DATA PROVIDED:
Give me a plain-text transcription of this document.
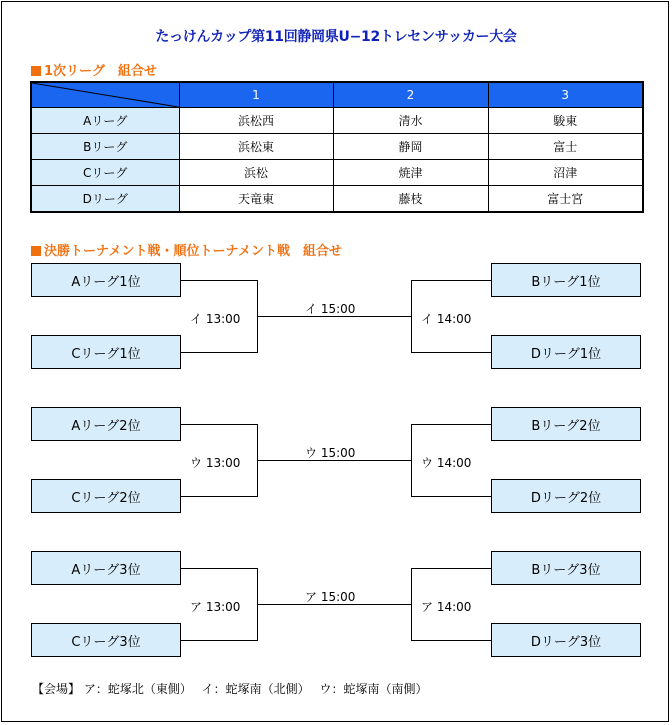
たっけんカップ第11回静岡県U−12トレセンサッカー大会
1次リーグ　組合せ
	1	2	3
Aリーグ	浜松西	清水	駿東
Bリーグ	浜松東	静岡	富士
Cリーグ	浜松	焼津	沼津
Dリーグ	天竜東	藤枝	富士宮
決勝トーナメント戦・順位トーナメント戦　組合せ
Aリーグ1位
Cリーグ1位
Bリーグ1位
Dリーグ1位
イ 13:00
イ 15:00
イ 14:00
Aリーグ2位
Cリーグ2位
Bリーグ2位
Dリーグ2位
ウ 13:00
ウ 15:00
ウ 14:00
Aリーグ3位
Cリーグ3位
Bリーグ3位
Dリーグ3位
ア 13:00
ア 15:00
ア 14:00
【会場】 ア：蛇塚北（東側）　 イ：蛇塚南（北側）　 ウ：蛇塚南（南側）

DIRECTIONS: From the records given above, reproduce all text exactly and exclude each picture.

TASK RESPONSE:
Give me a plain-text transcription of this document.
たっけんカップ第11回静岡県U−12トレセンサッカー大会
1次リーグ　組合せ
	1	2	3
Aリーグ	浜松西	清水	駿東
Bリーグ	浜松東	静岡	富士
Cリーグ	浜松	焼津	沼津
Dリーグ	天竜東	藤枝	富士宮
決勝トーナメント戦・順位トーナメント戦　組合せ
Aリーグ1位
Cリーグ1位
Bリーグ1位
Dリーグ1位
イ 13:00
イ 15:00
イ 14:00
Aリーグ2位
Cリーグ2位
Bリーグ2位
Dリーグ2位
ウ 13:00
ウ 15:00
ウ 14:00
Aリーグ3位
Cリーグ3位
Bリーグ3位
Dリーグ3位
ア 13:00
ア 15:00
ア 14:00
【会場】 ア：蛇塚北（東側）　 イ：蛇塚南（北側）　 ウ：蛇塚南（南側）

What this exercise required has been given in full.